Transcribe nothing but the lines from the one with "Read all visible content and emit it as JSON." to the end of the entries, both included, keeping each exact and leaving every picture out.

Collected data:

_____

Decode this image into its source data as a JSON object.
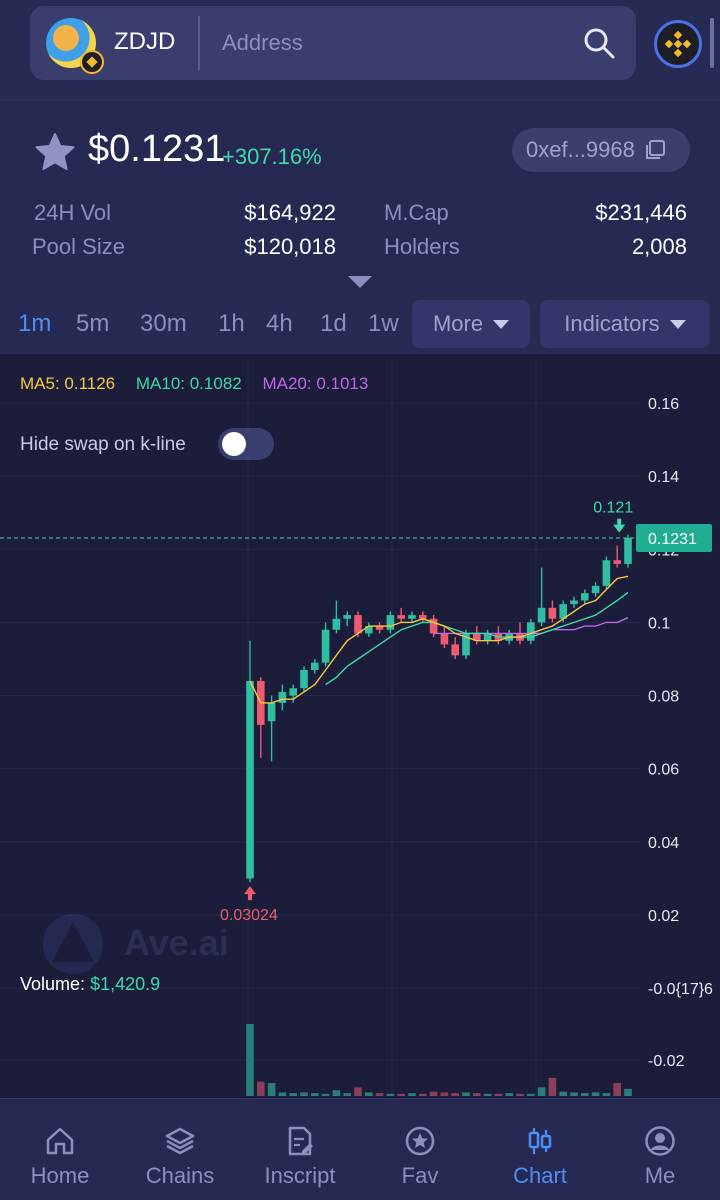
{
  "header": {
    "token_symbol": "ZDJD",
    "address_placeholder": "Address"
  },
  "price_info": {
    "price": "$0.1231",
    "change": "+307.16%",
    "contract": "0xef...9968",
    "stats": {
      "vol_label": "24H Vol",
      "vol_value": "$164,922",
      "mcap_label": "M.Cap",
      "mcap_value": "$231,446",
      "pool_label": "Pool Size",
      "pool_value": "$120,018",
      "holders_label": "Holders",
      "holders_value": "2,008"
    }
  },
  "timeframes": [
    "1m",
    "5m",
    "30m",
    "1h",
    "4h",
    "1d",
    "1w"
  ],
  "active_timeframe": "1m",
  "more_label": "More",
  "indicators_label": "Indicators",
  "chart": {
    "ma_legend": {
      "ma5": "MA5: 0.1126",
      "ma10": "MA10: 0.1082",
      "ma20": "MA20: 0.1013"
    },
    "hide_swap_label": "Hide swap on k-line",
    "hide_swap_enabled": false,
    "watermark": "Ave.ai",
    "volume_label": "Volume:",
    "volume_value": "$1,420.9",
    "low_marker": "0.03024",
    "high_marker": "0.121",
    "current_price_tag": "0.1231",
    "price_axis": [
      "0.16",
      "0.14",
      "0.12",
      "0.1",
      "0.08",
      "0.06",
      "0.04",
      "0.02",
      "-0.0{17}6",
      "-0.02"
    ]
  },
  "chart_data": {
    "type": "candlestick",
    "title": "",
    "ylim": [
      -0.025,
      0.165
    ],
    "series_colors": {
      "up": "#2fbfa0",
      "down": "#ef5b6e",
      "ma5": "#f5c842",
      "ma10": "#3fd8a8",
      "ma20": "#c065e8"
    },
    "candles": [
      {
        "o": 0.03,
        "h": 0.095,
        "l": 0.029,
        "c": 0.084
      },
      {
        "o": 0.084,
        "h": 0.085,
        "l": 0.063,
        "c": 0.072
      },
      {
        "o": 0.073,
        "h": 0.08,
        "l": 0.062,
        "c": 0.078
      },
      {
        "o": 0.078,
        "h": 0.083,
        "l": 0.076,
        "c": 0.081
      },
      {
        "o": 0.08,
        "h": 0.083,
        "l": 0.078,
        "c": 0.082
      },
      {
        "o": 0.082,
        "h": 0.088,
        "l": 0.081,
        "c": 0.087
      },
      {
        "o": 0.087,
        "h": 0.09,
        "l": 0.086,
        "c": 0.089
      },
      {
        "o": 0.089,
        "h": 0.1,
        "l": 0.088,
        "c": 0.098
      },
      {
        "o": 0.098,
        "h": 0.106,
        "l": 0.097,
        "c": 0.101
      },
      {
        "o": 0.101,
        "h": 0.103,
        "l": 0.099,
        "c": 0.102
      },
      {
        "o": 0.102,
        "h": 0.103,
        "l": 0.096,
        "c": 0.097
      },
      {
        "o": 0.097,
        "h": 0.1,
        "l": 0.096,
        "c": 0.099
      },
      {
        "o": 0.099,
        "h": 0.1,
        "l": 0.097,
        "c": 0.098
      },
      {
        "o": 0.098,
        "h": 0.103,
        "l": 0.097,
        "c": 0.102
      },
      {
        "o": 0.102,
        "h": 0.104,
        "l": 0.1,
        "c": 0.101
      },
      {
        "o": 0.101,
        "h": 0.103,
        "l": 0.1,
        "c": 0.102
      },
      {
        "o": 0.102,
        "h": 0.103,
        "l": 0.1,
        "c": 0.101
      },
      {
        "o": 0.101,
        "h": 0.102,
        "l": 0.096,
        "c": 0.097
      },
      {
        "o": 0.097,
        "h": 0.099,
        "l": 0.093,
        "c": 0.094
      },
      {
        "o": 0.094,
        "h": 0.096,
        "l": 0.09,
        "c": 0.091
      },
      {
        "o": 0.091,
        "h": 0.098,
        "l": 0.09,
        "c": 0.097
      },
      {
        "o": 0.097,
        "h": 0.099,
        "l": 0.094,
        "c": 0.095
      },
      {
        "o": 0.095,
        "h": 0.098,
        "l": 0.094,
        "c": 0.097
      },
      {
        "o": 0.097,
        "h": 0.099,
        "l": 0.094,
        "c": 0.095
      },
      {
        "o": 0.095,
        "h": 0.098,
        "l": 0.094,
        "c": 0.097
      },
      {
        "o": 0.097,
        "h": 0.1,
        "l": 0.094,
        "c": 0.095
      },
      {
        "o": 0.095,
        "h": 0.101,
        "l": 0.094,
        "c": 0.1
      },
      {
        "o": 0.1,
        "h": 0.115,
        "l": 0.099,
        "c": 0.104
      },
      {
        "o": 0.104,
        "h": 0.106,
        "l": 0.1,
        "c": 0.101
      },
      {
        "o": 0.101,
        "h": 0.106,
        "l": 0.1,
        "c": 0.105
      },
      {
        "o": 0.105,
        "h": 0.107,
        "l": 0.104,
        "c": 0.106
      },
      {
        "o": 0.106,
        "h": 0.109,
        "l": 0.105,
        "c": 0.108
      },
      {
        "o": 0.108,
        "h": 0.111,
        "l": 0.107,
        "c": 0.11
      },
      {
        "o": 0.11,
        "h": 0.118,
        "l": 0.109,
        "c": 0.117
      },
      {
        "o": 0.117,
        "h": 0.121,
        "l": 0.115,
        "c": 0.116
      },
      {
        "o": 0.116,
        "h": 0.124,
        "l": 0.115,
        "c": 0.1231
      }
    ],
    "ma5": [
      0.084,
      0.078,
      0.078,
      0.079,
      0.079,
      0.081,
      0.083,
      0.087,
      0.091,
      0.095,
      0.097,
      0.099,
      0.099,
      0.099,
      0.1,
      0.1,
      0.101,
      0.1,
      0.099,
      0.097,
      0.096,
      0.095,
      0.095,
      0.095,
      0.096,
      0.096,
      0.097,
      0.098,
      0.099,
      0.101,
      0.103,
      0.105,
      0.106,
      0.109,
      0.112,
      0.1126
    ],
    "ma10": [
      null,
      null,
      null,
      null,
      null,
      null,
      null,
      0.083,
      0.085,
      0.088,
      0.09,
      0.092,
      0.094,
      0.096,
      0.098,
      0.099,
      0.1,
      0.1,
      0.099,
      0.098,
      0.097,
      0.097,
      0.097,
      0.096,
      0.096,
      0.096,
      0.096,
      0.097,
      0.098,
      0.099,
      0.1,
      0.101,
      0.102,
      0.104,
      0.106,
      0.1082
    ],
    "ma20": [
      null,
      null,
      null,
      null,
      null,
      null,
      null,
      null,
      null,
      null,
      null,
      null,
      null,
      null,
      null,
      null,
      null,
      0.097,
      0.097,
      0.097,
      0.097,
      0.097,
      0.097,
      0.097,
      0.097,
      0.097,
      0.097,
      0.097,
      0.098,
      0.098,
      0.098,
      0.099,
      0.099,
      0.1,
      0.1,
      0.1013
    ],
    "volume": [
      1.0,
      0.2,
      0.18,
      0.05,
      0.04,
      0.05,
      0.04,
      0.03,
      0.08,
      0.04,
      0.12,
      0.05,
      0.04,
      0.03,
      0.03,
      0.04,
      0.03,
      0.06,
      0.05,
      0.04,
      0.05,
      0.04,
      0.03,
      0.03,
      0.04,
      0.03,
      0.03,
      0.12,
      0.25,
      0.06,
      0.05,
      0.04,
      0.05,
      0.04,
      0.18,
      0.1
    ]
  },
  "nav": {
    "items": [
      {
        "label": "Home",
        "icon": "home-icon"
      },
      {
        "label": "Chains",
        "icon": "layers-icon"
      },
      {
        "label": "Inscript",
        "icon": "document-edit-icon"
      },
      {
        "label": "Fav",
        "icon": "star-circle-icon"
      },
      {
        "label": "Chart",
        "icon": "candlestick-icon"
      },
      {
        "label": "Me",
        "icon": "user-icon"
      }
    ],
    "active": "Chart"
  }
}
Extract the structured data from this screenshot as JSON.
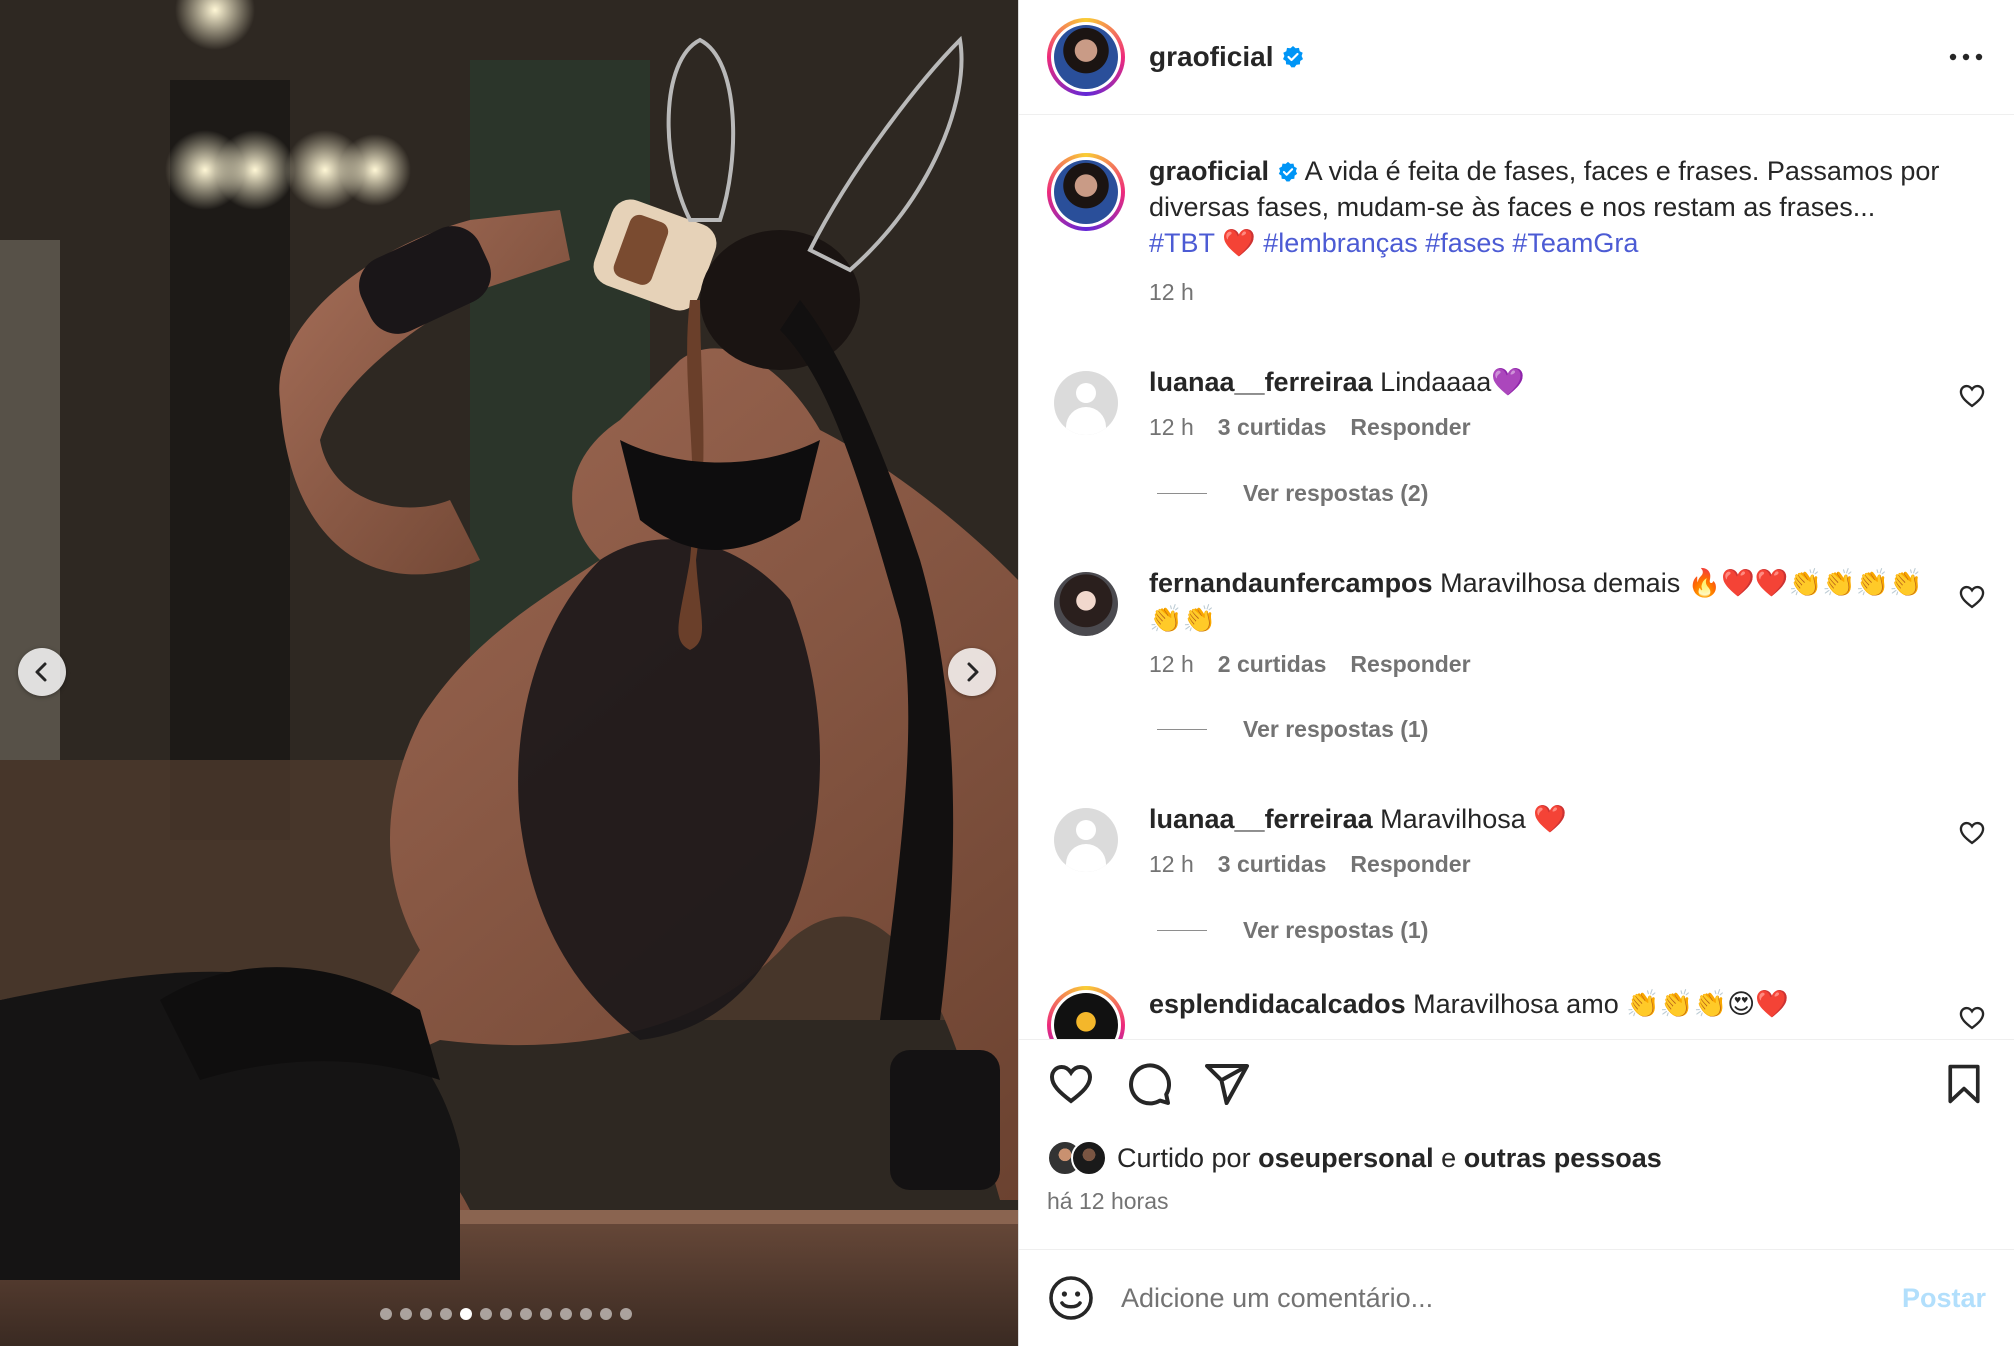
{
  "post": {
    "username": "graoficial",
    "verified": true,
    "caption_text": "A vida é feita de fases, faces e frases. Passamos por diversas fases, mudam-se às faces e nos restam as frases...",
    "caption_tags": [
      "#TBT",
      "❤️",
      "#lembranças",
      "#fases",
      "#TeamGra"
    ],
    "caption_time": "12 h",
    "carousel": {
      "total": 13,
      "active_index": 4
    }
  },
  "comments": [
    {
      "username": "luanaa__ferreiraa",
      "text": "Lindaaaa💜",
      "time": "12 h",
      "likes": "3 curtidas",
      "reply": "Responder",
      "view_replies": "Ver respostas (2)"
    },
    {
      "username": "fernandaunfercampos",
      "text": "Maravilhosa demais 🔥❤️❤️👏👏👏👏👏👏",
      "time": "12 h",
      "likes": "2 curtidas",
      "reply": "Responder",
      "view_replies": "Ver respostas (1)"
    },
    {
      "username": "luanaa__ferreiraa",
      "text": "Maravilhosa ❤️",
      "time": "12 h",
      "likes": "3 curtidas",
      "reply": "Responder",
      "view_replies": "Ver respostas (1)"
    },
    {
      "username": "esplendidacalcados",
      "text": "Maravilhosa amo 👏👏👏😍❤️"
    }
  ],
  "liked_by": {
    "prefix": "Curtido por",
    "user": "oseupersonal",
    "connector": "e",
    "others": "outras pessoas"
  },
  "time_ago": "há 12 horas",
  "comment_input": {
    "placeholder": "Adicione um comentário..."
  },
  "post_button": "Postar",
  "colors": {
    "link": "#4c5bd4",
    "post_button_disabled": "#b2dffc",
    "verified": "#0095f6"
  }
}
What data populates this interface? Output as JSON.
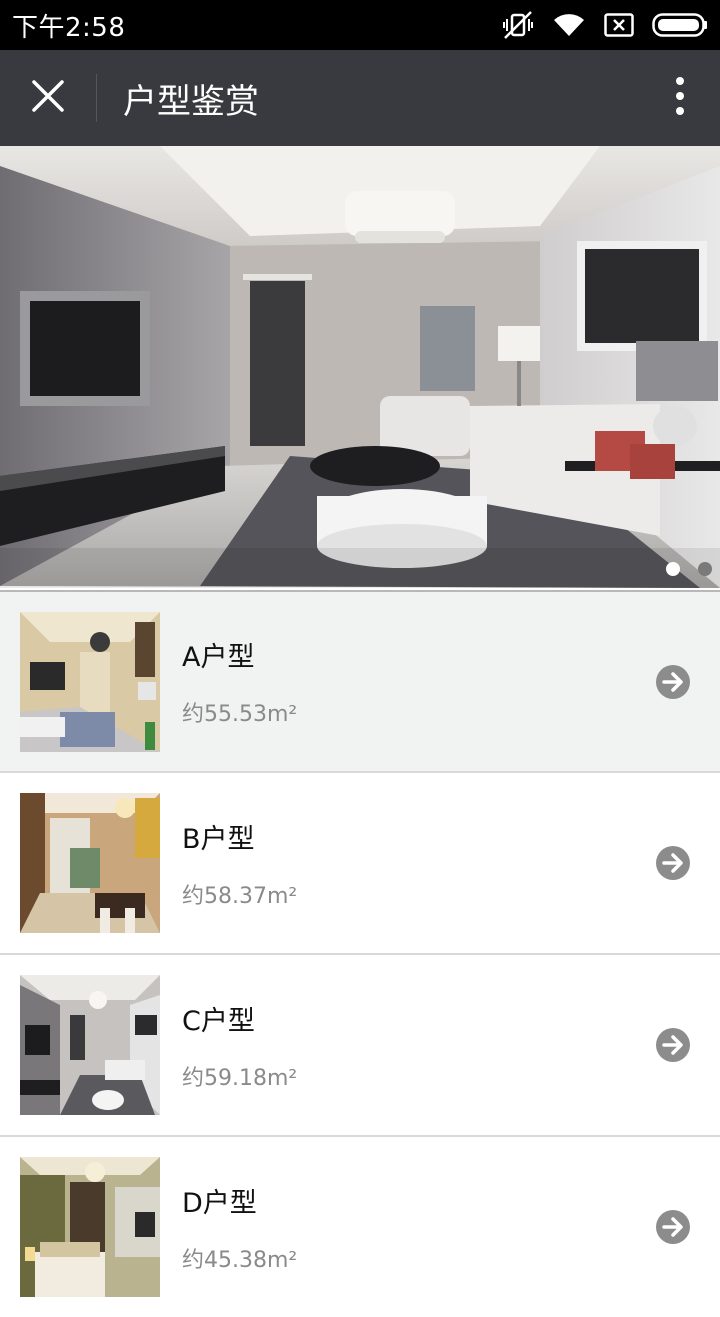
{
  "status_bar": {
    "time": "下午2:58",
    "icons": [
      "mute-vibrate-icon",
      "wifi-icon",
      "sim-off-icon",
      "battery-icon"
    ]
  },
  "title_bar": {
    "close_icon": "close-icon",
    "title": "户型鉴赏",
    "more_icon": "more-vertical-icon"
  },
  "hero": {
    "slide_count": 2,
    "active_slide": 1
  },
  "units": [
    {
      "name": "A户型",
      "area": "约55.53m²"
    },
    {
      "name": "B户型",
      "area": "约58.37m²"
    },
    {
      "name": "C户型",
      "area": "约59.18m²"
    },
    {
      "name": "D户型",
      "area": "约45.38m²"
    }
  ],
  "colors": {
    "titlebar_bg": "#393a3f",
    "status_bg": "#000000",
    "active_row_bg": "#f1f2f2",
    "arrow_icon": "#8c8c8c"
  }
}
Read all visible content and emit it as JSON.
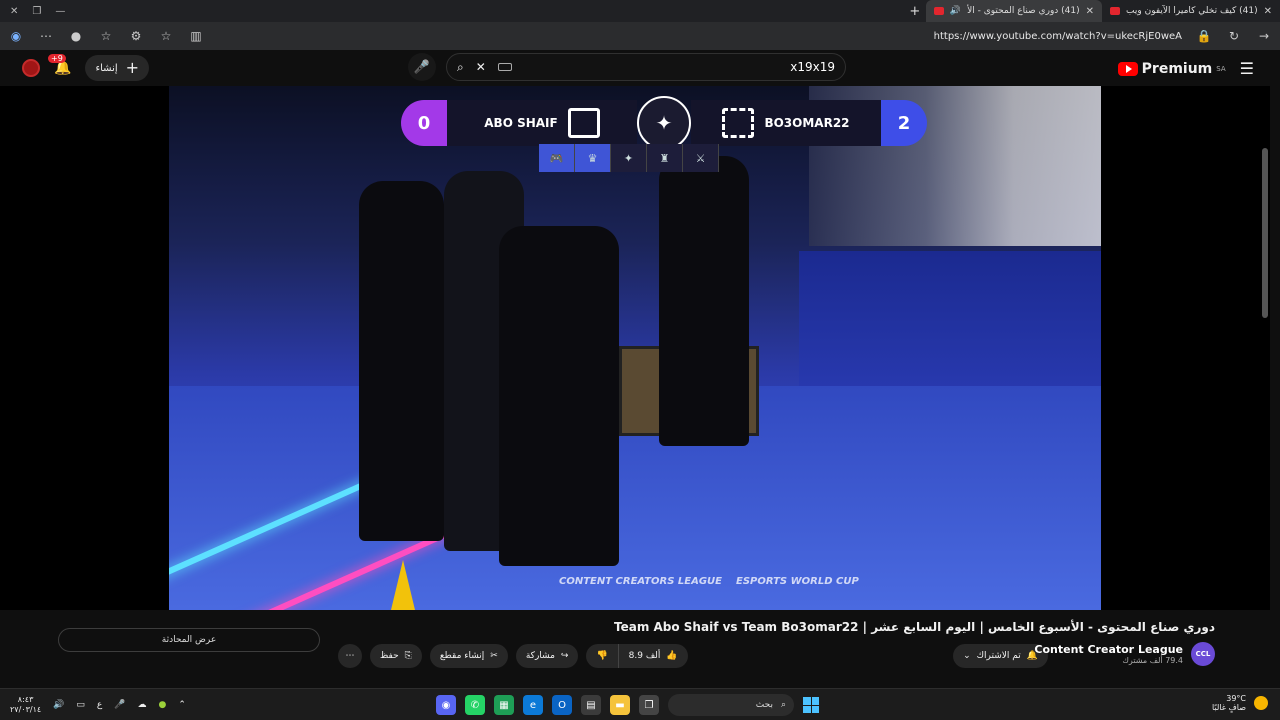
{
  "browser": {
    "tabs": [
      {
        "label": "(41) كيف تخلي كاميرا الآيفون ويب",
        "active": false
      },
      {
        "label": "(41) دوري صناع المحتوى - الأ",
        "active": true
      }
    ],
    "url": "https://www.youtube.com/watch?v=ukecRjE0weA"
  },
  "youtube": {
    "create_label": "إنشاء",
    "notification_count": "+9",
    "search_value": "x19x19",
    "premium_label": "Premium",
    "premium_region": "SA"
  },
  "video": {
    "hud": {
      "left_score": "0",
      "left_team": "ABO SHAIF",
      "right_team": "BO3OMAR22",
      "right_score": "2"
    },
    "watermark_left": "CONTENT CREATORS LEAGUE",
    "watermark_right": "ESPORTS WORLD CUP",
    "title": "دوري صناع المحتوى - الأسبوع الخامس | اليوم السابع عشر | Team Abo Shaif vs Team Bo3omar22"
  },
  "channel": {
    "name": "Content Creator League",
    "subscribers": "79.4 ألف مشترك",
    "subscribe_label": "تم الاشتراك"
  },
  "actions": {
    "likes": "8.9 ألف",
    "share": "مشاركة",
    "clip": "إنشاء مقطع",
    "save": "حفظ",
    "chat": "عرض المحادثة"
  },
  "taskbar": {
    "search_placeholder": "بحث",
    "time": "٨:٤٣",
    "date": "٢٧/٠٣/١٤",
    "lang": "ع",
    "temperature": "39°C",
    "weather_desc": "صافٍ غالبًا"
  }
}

_____

ANSWER TO THE TASK:
Read all visible content and emit it as JSON.
{
  "browser": {
    "tabs": [
      {
        "label": "(41) كيف تخلي كاميرا الآيفون ويب",
        "active": false
      },
      {
        "label": "(41) دوري صناع المحتوى - الأ",
        "active": true
      }
    ],
    "url": "https://www.youtube.com/watch?v=ukecRjE0weA"
  },
  "youtube": {
    "create_label": "إنشاء",
    "notification_count": "+9",
    "search_value": "x19x19",
    "premium_label": "Premium",
    "premium_region": "SA"
  },
  "video": {
    "hud": {
      "left_score": "0",
      "left_team": "ABO SHAIF",
      "right_team": "BO3OMAR22",
      "right_score": "2"
    },
    "watermark_left": "CONTENT CREATORS LEAGUE",
    "watermark_right": "ESPORTS WORLD CUP",
    "title": "دوري صناع المحتوى - الأسبوع الخامس | اليوم السابع عشر | Team Abo Shaif vs Team Bo3omar22"
  },
  "channel": {
    "name": "Content Creator League",
    "subscribers": "79.4 ألف مشترك",
    "subscribe_label": "تم الاشتراك"
  },
  "actions": {
    "likes": "8.9 ألف",
    "share": "مشاركة",
    "clip": "إنشاء مقطع",
    "save": "حفظ",
    "chat": "عرض المحادثة"
  },
  "taskbar": {
    "search_placeholder": "بحث",
    "time": "٨:٤٣",
    "date": "٢٧/٠٣/١٤",
    "lang": "ع",
    "temperature": "39°C",
    "weather_desc": "صافٍ غالبًا"
  }
}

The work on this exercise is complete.